--- Begin Supplied text ---
Pay attention to the following key points:

the todo-network was created to make communication between containers possible
the environment value used in the webserver service to refer to the graphite service
the depends_on condition with service_healthy value defined in the webserver service
the ports mapped in the graphite service (you can map only the ones you need)
the healthcheck defined in the graphite service that links to the depends_on condition defined above

Now, let's see if we can overcome the initial issue of being able to test the correct Graphite metrics emission.

The Test Code 🪖

Here, the big player is testcontainers-go. If you're curious and want to learn more about it, take a look at the documentation.

I'm a huge fan of this package, and I believe it's something you must try in your next project. Let's engage in a discussion if you want to find out more about how I use it in my projects.

With this package, I'm able to spawn a fresh new webserver and graphite containers on each test run. This helps to correctly assess metrics. It provides better isolation and control of what's happening with the Graphite container.

The code I used to interact with the Docker containers is contained in the tests/container.go file:

package tests

import (
 "context"
 "os"
 "testing"

 "github.com/stretchr/testify/require"
 tc "github.com/testcontainers/testcontainers-go/modules/compose"
)

func spawnWebServerContainer(t *testing.T) {
 t.Helper()
 os.Setenv("TESTCONTAINERS_RYUK_DISABLED", "true")
--- End Supplied text ---
--- Begin Extracted data ---
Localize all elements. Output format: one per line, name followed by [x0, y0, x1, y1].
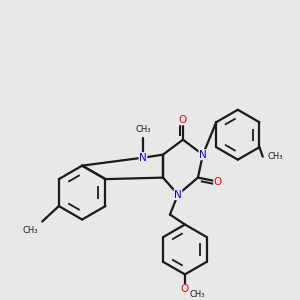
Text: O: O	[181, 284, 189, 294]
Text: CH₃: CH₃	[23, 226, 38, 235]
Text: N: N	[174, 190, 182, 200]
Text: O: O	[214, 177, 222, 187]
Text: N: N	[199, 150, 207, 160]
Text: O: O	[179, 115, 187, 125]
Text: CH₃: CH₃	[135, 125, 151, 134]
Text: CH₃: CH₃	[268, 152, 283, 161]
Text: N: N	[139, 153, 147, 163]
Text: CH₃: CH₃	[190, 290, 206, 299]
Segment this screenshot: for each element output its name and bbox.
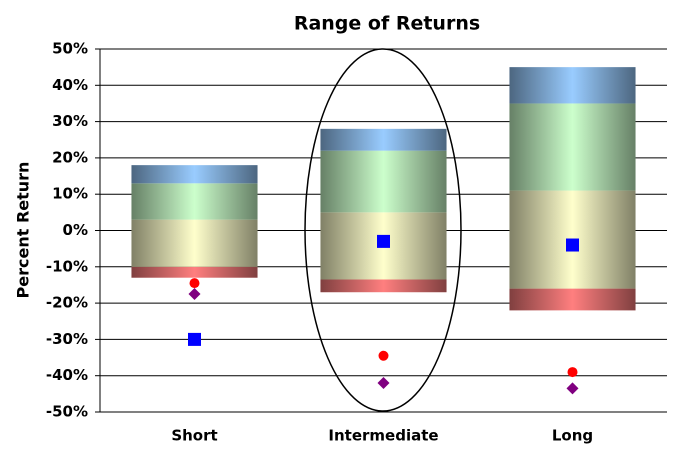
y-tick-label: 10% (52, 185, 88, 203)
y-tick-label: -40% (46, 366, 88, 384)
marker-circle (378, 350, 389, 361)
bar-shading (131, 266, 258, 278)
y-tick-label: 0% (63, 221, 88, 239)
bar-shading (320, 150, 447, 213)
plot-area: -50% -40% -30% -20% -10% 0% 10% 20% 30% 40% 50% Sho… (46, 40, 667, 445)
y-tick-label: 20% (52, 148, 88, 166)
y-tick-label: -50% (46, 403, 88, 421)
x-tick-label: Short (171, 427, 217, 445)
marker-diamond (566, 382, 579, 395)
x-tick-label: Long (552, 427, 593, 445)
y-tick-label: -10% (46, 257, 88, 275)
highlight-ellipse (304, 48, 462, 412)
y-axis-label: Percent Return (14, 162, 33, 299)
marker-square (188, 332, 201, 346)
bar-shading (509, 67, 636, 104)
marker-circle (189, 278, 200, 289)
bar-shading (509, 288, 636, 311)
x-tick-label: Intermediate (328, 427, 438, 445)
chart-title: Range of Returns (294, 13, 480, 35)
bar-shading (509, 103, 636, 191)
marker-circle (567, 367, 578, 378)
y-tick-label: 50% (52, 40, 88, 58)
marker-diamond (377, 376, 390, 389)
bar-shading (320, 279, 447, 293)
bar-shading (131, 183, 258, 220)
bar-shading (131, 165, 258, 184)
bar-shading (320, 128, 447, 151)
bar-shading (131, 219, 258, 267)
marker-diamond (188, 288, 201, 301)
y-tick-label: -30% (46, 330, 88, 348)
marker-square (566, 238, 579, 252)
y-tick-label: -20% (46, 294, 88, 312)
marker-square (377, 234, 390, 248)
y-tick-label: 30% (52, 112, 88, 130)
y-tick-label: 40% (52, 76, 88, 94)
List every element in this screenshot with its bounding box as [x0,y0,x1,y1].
--- End Extracted data ---
--- Begin Extracted data ---
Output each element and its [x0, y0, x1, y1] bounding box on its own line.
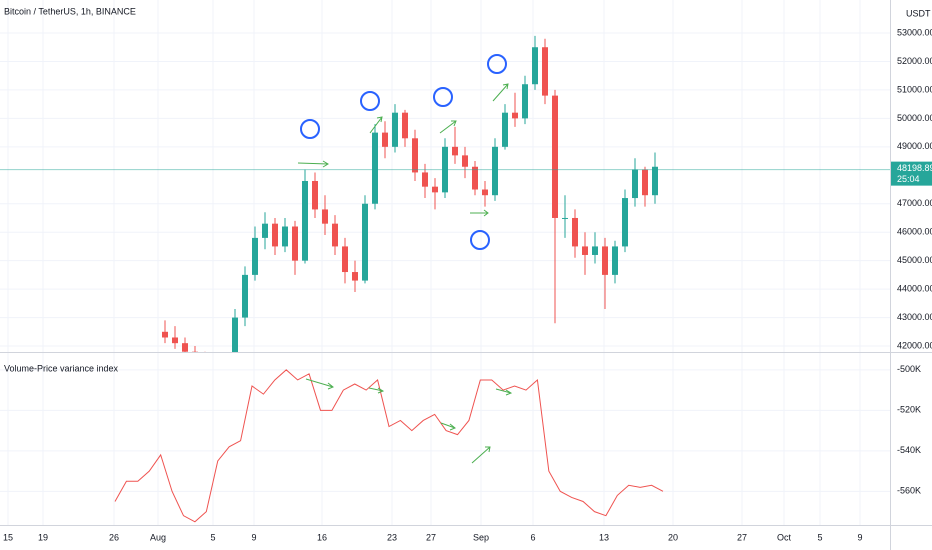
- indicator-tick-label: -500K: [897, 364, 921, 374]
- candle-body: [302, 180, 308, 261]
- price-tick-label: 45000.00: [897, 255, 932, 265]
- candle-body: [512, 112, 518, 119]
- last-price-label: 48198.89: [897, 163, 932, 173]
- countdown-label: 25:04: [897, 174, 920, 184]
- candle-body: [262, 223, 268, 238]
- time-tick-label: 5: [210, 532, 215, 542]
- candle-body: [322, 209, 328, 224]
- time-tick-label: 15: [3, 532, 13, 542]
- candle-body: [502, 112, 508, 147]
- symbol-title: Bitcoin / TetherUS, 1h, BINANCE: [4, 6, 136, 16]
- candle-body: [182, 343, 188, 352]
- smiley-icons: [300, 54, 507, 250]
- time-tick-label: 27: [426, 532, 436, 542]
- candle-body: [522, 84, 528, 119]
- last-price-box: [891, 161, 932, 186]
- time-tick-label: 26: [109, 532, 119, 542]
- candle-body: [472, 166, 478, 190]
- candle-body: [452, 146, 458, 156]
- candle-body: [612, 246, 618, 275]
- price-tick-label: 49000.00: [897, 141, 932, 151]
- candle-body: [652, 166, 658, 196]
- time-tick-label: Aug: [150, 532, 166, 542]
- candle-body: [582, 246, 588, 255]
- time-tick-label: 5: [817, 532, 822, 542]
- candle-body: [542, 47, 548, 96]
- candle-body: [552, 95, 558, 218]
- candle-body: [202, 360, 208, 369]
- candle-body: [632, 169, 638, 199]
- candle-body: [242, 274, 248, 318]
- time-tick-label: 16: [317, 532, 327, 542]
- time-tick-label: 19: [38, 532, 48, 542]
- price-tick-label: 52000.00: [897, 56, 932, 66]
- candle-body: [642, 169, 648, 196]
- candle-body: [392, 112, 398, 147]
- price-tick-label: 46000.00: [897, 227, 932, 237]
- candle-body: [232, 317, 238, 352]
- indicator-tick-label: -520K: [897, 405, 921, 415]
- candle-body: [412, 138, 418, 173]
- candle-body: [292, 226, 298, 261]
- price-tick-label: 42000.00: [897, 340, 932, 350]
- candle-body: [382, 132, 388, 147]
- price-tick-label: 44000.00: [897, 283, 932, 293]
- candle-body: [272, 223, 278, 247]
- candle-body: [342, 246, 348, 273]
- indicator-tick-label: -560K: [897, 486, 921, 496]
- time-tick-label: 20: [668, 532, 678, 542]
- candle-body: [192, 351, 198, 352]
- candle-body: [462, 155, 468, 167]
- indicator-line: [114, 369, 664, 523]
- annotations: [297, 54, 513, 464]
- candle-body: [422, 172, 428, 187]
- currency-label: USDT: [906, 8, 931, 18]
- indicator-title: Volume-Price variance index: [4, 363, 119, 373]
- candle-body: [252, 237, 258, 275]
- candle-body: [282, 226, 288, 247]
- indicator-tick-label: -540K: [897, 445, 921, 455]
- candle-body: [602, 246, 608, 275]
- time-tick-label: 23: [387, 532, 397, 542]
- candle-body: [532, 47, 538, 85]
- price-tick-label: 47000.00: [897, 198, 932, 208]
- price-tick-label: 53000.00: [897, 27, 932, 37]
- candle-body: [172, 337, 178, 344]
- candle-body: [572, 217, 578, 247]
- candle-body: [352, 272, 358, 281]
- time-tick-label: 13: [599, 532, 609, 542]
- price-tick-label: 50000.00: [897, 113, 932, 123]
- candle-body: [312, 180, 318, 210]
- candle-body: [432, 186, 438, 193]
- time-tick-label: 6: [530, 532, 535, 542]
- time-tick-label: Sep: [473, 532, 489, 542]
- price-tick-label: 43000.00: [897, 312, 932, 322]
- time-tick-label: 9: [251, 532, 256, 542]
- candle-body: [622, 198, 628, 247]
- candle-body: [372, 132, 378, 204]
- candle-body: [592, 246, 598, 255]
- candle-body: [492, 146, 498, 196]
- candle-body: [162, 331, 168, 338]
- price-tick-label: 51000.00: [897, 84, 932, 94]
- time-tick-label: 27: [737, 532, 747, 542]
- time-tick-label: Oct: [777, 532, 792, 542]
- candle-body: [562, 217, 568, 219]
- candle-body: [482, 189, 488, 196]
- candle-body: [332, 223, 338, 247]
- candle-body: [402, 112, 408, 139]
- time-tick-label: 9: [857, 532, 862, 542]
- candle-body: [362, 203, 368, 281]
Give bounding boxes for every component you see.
--- End Extracted data ---
Things to do:
A) Answer these from the text on testing Graphite metrics with testcontainers-go:
(i) Which network was created so the containers can communicate?
(ii) Which file holds the code used to interact with the Docker containers?
(iii) In spawnWebServerContainer, which environment variable is set, and to what value?
B) Carry on the text on testing Graphite metrics with testcontainers-go from the point where it stops.

Answer list:
A)
(i) The todo-network.
(ii) tests/container.go.
(iii) TESTCONTAINERS_RYUK_DISABLED, set to "true".

B)
 compose, err := tc.NewDockerComposeWith(tc.WithStackFiles("../docker-compose.yml"))
 require.NoError(t, err)
 t.Cleanup(func() {
  require.NoError(t, compose.Down(context.Background(), tc.RemoveOrphans(true), tc.RemoveImagesLocal))
 })
 ctx, cancel := context.WithCancel(context.Background())
 t.Cleanup(cancel)
 err = compose.
  Up(ctx, tc.Wait(true))
 require.NoError(t, err)
}

It uses the docker-compose.yml to spin up the containers we need in our Integration Tests. It will also add the cleanup code.

Test the HTTP Handler

The test code for the GetTodoByID handler resides in the tests/get_todo_by_id_test.go file.
An extract of its content is:

func TestGetTodoByID(t *testing.T) {
 spawnWebServerContainer(t)
 client := http.Client{}
 // ... success scenario omitted for brevity
 t.Run("Invalid ID", func(t *testing.T) {
  r, err := http.NewRequestWithContext(context.Background(), http.MethodGet, "http://127.0.0.1:8080/todo?id=abc", nil)
  require.NoError(t, err)
  res, err := client.Do(r)
  require.NoError(t, err)
  require.Equal(t, http.StatusBadRequest, res.StatusCode)

  baseUrl, err := url.Parse("http://127.0.0.1:80/render")
  require.NoError(t, err)
  params := url.Values{}
  params.Add("target", "webserver.get_todo_by_id.errors.invalid_id")
  params.Add("from", "-5min")
  params.Add("format", "json")
  baseUrl.RawQuery = params.Encode()
  require.NoError(t, err)
  r, err = http.NewRequestWithContext(context.Background(), http.MethodGet, baseUrl.String(), nil)
  require.NoError(t, err)
  require.EventuallyWithT(t, func(collect *assert.CollectT) {
   isMetricEmitted, err := isMetricEmitted(client, r, "webserver.get_todo_by_id.errors.invalid_id", 1)
   require.NoError(collect, err)
   require.True(collect, isMetricEmitted)
  }, time.Second*30, time.Second*3, "metric not emitted enough times")
 })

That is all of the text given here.